↓↓↓
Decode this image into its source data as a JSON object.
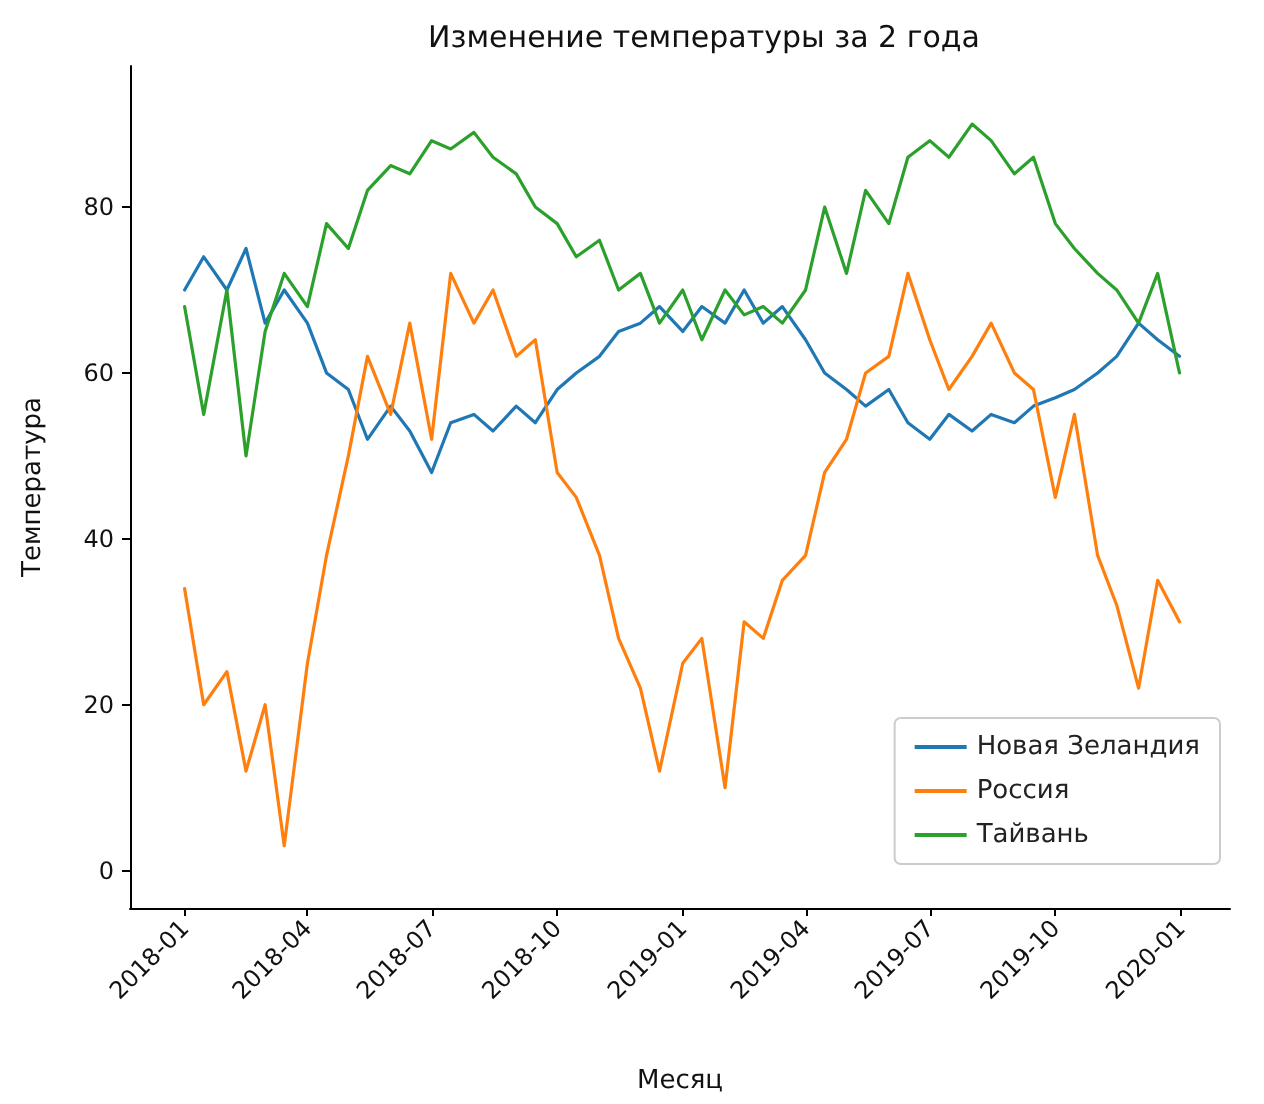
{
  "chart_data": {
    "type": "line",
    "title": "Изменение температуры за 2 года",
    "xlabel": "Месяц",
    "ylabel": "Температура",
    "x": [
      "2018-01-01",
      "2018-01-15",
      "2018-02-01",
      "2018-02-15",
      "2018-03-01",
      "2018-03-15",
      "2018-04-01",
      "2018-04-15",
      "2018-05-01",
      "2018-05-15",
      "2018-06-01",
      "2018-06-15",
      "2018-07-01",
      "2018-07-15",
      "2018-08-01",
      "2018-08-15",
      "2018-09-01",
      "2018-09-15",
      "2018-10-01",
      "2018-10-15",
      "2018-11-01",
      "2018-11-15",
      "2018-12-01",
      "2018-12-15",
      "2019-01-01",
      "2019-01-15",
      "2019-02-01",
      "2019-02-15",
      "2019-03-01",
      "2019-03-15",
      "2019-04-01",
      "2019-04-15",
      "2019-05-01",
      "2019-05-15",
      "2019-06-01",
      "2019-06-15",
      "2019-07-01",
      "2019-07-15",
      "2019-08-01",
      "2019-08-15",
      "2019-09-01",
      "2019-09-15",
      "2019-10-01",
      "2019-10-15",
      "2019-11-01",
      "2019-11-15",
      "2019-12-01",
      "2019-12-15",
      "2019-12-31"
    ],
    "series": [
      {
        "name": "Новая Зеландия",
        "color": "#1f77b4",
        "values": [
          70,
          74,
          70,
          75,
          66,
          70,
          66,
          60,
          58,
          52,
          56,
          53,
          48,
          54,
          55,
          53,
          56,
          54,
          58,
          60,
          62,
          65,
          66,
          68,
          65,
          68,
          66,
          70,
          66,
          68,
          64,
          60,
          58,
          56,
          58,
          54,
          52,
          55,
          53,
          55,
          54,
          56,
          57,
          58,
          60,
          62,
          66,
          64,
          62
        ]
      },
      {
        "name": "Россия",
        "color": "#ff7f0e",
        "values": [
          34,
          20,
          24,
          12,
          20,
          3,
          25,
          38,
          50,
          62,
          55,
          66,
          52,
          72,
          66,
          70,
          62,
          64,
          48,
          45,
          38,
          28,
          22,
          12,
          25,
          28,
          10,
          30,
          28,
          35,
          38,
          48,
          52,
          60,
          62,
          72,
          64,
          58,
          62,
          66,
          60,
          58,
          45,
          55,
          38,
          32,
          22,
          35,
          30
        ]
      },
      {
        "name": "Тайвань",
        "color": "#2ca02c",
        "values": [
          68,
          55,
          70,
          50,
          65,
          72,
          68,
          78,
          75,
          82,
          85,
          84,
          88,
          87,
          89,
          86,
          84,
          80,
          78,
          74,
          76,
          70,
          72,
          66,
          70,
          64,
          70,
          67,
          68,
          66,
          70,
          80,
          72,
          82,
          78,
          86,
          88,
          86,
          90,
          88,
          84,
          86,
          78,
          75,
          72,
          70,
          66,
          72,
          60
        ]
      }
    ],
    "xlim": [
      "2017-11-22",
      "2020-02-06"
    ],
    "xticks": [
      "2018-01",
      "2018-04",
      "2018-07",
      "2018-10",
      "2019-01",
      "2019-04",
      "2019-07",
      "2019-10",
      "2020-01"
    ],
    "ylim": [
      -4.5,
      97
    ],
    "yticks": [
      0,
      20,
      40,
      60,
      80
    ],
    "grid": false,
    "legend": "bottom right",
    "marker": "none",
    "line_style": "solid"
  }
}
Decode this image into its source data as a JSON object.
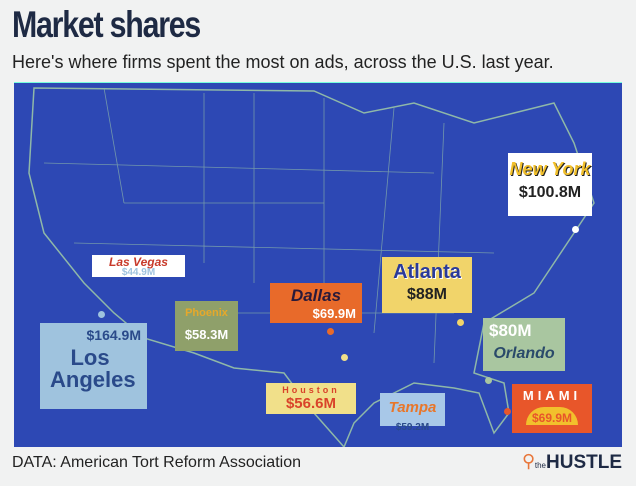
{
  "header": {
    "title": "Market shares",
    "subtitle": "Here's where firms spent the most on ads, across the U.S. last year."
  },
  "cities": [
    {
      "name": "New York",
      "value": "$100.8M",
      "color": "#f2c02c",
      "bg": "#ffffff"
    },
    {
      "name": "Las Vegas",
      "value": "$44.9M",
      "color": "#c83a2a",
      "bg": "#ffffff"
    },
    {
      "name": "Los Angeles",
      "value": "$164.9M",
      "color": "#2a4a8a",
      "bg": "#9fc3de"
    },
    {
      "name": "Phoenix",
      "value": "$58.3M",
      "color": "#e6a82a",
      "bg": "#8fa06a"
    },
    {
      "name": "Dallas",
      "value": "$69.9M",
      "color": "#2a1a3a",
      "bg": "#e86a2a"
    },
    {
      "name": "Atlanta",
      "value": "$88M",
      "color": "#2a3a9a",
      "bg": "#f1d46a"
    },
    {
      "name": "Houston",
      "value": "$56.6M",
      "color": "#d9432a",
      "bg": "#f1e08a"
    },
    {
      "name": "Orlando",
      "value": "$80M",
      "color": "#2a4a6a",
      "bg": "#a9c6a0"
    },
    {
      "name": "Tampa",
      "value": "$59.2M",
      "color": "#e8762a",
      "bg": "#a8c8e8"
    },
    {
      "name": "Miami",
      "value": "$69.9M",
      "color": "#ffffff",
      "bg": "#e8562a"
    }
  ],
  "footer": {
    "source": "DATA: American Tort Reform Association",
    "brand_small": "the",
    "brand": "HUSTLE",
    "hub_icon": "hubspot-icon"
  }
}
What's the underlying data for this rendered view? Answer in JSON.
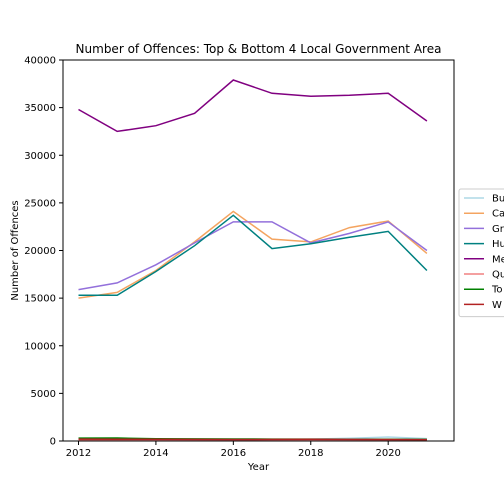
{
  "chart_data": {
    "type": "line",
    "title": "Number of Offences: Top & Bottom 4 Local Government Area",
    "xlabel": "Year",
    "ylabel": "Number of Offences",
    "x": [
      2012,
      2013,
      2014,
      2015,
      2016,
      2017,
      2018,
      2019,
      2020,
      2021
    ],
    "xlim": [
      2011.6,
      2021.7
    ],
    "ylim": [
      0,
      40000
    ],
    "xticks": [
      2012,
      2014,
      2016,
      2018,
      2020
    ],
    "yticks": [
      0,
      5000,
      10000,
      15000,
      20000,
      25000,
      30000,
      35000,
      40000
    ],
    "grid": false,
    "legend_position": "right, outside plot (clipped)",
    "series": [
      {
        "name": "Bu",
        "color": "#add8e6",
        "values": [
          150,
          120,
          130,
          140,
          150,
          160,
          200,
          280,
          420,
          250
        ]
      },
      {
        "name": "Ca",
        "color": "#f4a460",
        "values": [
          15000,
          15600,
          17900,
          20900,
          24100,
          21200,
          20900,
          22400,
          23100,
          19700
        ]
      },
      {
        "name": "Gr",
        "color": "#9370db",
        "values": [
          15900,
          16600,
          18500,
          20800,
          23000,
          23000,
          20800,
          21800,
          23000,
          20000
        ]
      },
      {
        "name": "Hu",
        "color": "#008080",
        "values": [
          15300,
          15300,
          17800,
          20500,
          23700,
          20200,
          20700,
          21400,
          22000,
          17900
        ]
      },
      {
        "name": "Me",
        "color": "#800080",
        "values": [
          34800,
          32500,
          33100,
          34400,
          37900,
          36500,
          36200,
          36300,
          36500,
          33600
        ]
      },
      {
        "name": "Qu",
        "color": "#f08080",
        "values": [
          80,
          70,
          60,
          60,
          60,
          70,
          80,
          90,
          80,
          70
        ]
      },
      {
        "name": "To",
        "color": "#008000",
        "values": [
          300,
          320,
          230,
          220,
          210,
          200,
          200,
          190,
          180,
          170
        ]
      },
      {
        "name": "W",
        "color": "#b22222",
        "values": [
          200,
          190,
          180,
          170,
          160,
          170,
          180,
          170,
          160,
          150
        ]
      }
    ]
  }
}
↑↑↑
● **Request**
Filter the records for lines holding the string "Offences". Copy each one.

● **Output of the task**
    "title": "Number of Offences: Top & Bottom 4 Local Government Area",
    "ylabel": "Number of Offences",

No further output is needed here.